### What to do
a: In the kernel mailing list message about freeing per-CPU pages asynchronously, what share of total exit time does freeing memory take?
b: The kernel mailing list message about freeing per-CPU pages asynchronously includes a reply that mentions a discussion of tearing down the process MM deferred. Using only the reasons the message states, explain in one to three sentences why that idea was raised.
c: Write the next part of the kernel mailing list message about freeing per-CPU pages asynchronously, starting after its final line.

[<prev] [next>] [<thread-prev] [thread-next>] [day] [month] [year] [list]
Message-ID: <d71e6021-777b-3ca9-b08f-64fe7ff51e08@redhat.com>
Date: Fri, 8 Oct 2021 10:17:50 +0200
From: David Hildenbrand <david@...hat.com>
To: ultrachin@....com, akpm@...ux-foundation.org, linux-mm@...ck.org,
linux-kernel@...r.kernel.org
Cc: brookxu.cn@...il.com, chen xiaoguang <xiaoggchen@...cent.com>,
zeng jingxiang <linuszeng@...cent.com>,
lu yihui <yihuilu@...cent.com>,
Claudio Imbrenda <imbrenda@...ux.ibm.com>
Subject: Re: [PATCH] mm: Free per cpu pages async to shorten program exit time
On 08.10.21 08:39, ultrachin@....com wrote:
> From: chen xiaoguang <xiaoggchen@...cent.com>
>
> The exit time is long when program allocated big memory and
> the most time consuming part is free memory which takes 99.9%
> of the total exit time. By using async free we can save 25% of
> exit time.
>
> Signed-off-by: chen xiaoguang <xiaoggchen@...cent.com>
> Signed-off-by: zeng jingxiang <linuszeng@...cent.com>
> Signed-off-by: lu yihui <yihuilu@...cent.com>
I recently discussed with Claudio if it would be possible to tear down
the process MM deferred, because for some use cases (secure/encrypted
virtualization, very large mmaps) tearing down the page tables is
already the much more expensive operation.
There is mmdrop_async(), and I wondered if one could reuse that concept
when tearing down a process -- I didn't look into feasibility, however,
so it's just some very rough idea.
> ---
> include/linux/mm.h | 1 +
> kernel/exit.c | 2 ++
> mm/page_alloc.c | 89 +++++++++++++++++++++++++++++++++++++++++++---
> 3 files changed, 87 insertions(+), 5 deletions(-)
>
> diff --git a/include/linux/mm.h b/include/linux/mm.h
> index 73a52aba448f..2add3b635eee 100644
> --- a/include/linux/mm.h
> +++ b/include/linux/mm.h
> @@ -908,6 +908,7 @@ void put_pages_list(struct list_head *pages);
>
> void split_page(struct page *page, unsigned int order);
> void copy_huge_page(struct page *dst, struct page *src);
> +void kfreepcp_set_run(unsigned int cpu);
>
> /*
> * Compound pages have a destructor function. Provide a
> diff --git a/kernel/exit.c b/kernel/exit.c
> index 91a43e57a32e..269eb81acbe9 100644
> --- a/kernel/exit.c
> +++ b/kernel/exit.c
> @@ -167,10 +167,12 @@ static void __exit_signal(struct task_struct *tsk)

### Source material

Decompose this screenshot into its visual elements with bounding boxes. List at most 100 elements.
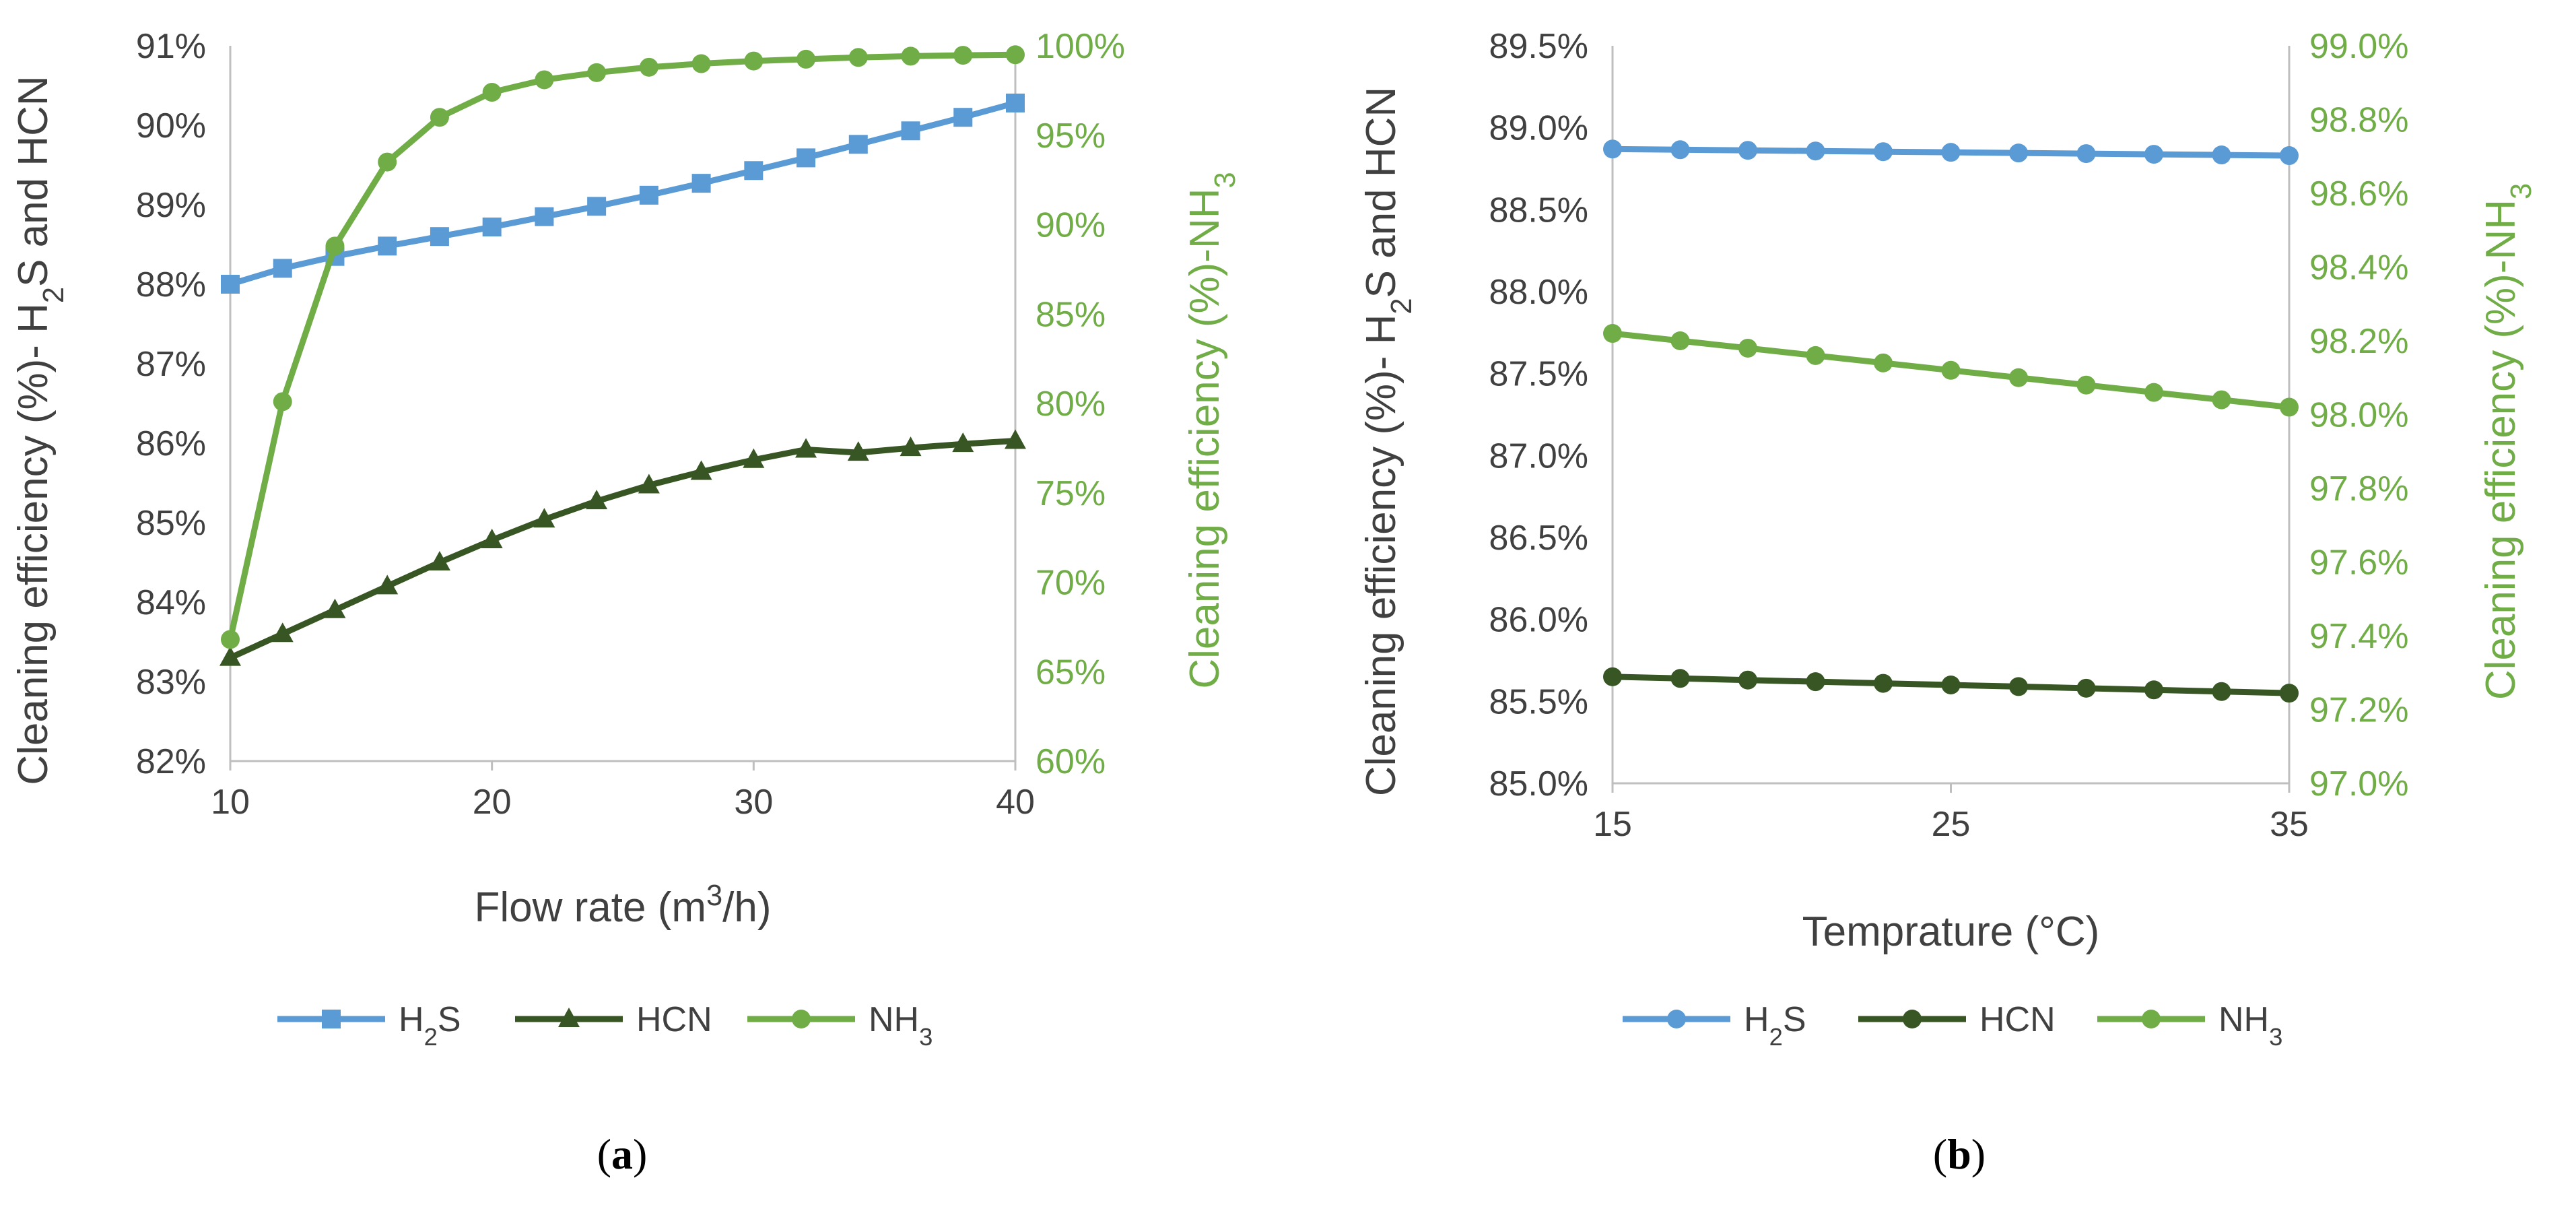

### Answers by task
a: 99.9%

b: For some use cases, such as secure or encrypted virtualization and very large mmaps, tearing down the page tables is already the much more expensive operation. Deferring the teardown of the process MM was raised as a possible way to handle that cost.

c:
> static void delayed_put_task_struct(struct rcu_head *rhp)
> {
> struct task_struct *tsk = container_of(rhp, struct task_struct, rcu);
> + unsigned int cpu = tsk->cpu;
>
> perf_event_delayed_put(tsk);
> trace_sched_process_free(tsk);
> put_task_struct(tsk);
> + kfreepcp_set_run(cpu);
> }
>
> void put_task_struct_rcu_user(struct task_struct *task)
> diff --git a/mm/page_alloc.c b/mm/page_alloc.c
> index b37435c274cf..8a748ea9156b 100644
> --- a/mm/page_alloc.c
> +++ b/mm/page_alloc.c
> @@ -72,6 +72,7 @@
> #include <linux/padata.h>
> #include <linux/khugepaged.h>
> #include <linux/buffer_head.h>
> +#include <linux/smpboot.h>
> #include <asm/sections.h>
> #include <asm/tlbflush.h>
> #include <asm/div64.h>
> @@ -147,6 +148,12 @@ DEFINE_PER_CPU(int, _numa_mem_); /* Kernel "local memory" node */
> EXPORT_PER_CPU_SYMBOL(_numa_mem_);
> #endif
>
> +struct freepcp_stat {
> + struct task_struct *thread;
> + bool should_run;
> +};
> +DEFINE_PER_CPU(struct freepcp_stat, kfreepcp);
> +
> /* work_structs for global per-cpu drains */
> struct pcpu_drain {
> struct zone *zone;
> @@ -3361,6 +3368,81 @@ static int nr_pcp_high(struct per_cpu_pages *pcp, struct zone *zone)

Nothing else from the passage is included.